» **What needs to be done**
Take each line containing "drodze" and report it exactly as written.

» **Supplied records**
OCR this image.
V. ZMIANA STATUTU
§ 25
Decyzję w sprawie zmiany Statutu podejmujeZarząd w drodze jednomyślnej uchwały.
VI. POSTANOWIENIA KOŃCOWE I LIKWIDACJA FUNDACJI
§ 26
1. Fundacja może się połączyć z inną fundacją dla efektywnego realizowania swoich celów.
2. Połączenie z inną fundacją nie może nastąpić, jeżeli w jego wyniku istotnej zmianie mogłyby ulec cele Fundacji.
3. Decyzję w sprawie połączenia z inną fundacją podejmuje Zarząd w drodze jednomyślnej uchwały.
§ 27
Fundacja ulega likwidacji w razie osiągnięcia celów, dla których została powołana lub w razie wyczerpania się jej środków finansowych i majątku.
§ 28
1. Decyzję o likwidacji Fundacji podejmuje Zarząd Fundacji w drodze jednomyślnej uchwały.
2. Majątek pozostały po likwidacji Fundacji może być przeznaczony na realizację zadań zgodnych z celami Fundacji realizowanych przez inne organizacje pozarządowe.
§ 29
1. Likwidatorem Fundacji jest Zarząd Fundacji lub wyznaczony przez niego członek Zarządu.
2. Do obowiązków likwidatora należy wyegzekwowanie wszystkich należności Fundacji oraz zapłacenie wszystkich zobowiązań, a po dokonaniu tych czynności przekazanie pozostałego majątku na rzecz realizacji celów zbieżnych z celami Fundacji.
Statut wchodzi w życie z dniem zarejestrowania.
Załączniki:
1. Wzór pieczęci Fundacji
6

» **Response to the task**
Decyzję w sprawie zmiany Statutu podejmujeZarząd w drodze jednomyślnej uchwały.
3. Decyzję w sprawie połączenia z inną fundacją podejmuje Zarząd w drodze jednomyślnej uchwały.
1. Decyzję o likwidacji Fundacji podejmuje Zarząd Fundacji w drodze jednomyślnej uchwały.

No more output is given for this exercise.